— start of AVAILABLE RECORDS —
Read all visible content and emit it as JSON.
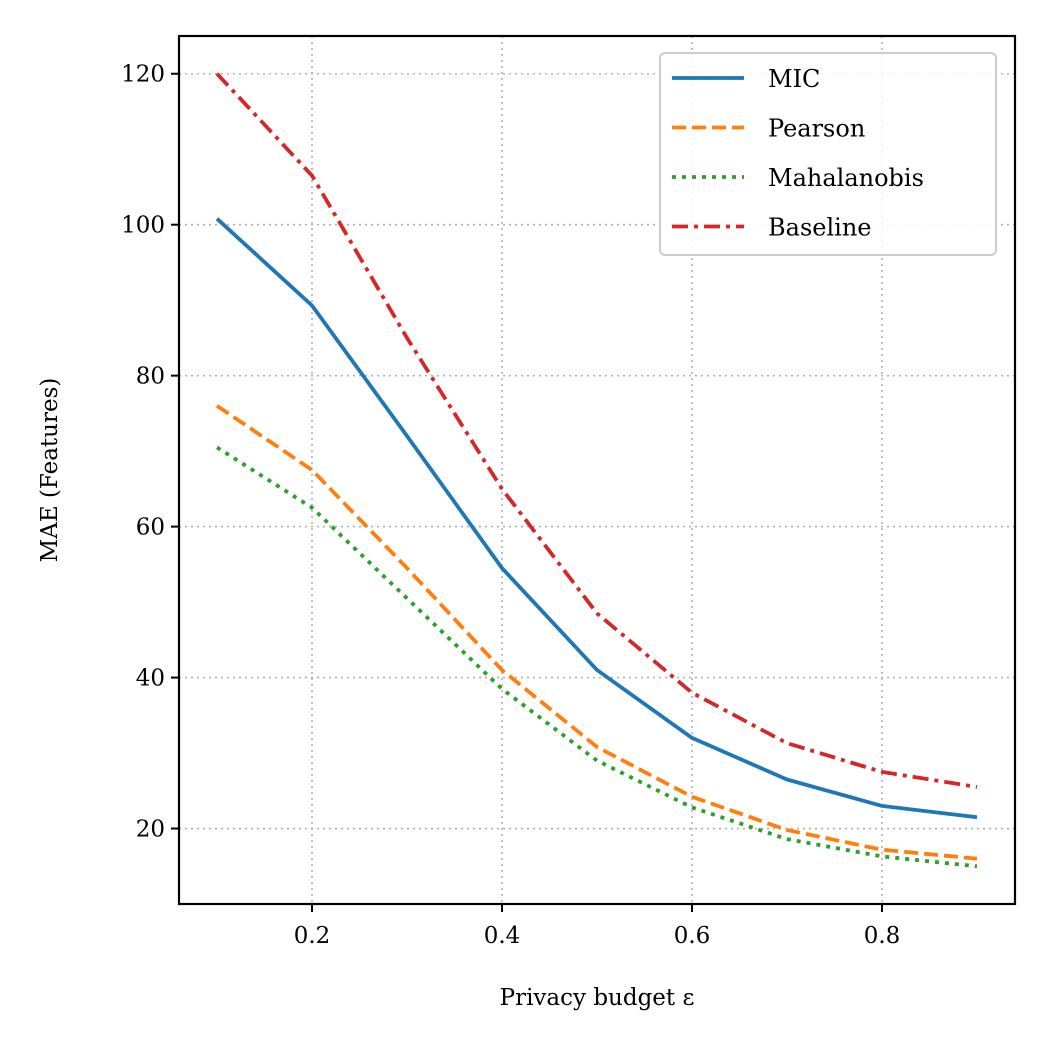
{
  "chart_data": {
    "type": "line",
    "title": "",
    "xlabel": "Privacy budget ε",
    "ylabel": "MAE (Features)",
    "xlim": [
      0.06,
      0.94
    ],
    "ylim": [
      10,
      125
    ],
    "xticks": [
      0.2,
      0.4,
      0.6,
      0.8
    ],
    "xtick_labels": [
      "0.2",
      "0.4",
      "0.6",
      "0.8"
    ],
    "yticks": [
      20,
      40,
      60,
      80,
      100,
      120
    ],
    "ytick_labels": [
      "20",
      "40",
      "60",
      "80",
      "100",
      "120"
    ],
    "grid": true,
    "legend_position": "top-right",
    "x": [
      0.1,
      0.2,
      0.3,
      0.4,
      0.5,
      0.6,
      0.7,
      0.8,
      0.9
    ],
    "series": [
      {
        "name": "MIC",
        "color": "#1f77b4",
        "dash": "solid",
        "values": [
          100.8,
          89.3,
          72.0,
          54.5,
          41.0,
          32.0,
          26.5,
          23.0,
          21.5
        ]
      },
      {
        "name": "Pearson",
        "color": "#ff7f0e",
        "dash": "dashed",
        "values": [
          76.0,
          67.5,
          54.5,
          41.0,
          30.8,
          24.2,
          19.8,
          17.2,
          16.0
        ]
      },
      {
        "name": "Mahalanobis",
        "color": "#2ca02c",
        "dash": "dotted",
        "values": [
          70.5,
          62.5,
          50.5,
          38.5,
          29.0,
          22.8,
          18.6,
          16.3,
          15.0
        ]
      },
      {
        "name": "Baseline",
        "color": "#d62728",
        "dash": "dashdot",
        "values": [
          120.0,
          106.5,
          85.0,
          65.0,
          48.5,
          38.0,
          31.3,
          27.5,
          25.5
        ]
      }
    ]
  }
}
— end of AVAILABLE RECORDS —
EXERCISE - Make an exact copy of all entries above, dropping the images.

REPLY TO THE EXERCISE -
Read all visible content and emit it as JSON.
{
  "chart_data": {
    "type": "line",
    "title": "",
    "xlabel": "Privacy budget ε",
    "ylabel": "MAE (Features)",
    "xlim": [
      0.06,
      0.94
    ],
    "ylim": [
      10,
      125
    ],
    "xticks": [
      0.2,
      0.4,
      0.6,
      0.8
    ],
    "xtick_labels": [
      "0.2",
      "0.4",
      "0.6",
      "0.8"
    ],
    "yticks": [
      20,
      40,
      60,
      80,
      100,
      120
    ],
    "ytick_labels": [
      "20",
      "40",
      "60",
      "80",
      "100",
      "120"
    ],
    "grid": true,
    "legend_position": "top-right",
    "x": [
      0.1,
      0.2,
      0.3,
      0.4,
      0.5,
      0.6,
      0.7,
      0.8,
      0.9
    ],
    "series": [
      {
        "name": "MIC",
        "color": "#1f77b4",
        "dash": "solid",
        "values": [
          100.8,
          89.3,
          72.0,
          54.5,
          41.0,
          32.0,
          26.5,
          23.0,
          21.5
        ]
      },
      {
        "name": "Pearson",
        "color": "#ff7f0e",
        "dash": "dashed",
        "values": [
          76.0,
          67.5,
          54.5,
          41.0,
          30.8,
          24.2,
          19.8,
          17.2,
          16.0
        ]
      },
      {
        "name": "Mahalanobis",
        "color": "#2ca02c",
        "dash": "dotted",
        "values": [
          70.5,
          62.5,
          50.5,
          38.5,
          29.0,
          22.8,
          18.6,
          16.3,
          15.0
        ]
      },
      {
        "name": "Baseline",
        "color": "#d62728",
        "dash": "dashdot",
        "values": [
          120.0,
          106.5,
          85.0,
          65.0,
          48.5,
          38.0,
          31.3,
          27.5,
          25.5
        ]
      }
    ]
  }
}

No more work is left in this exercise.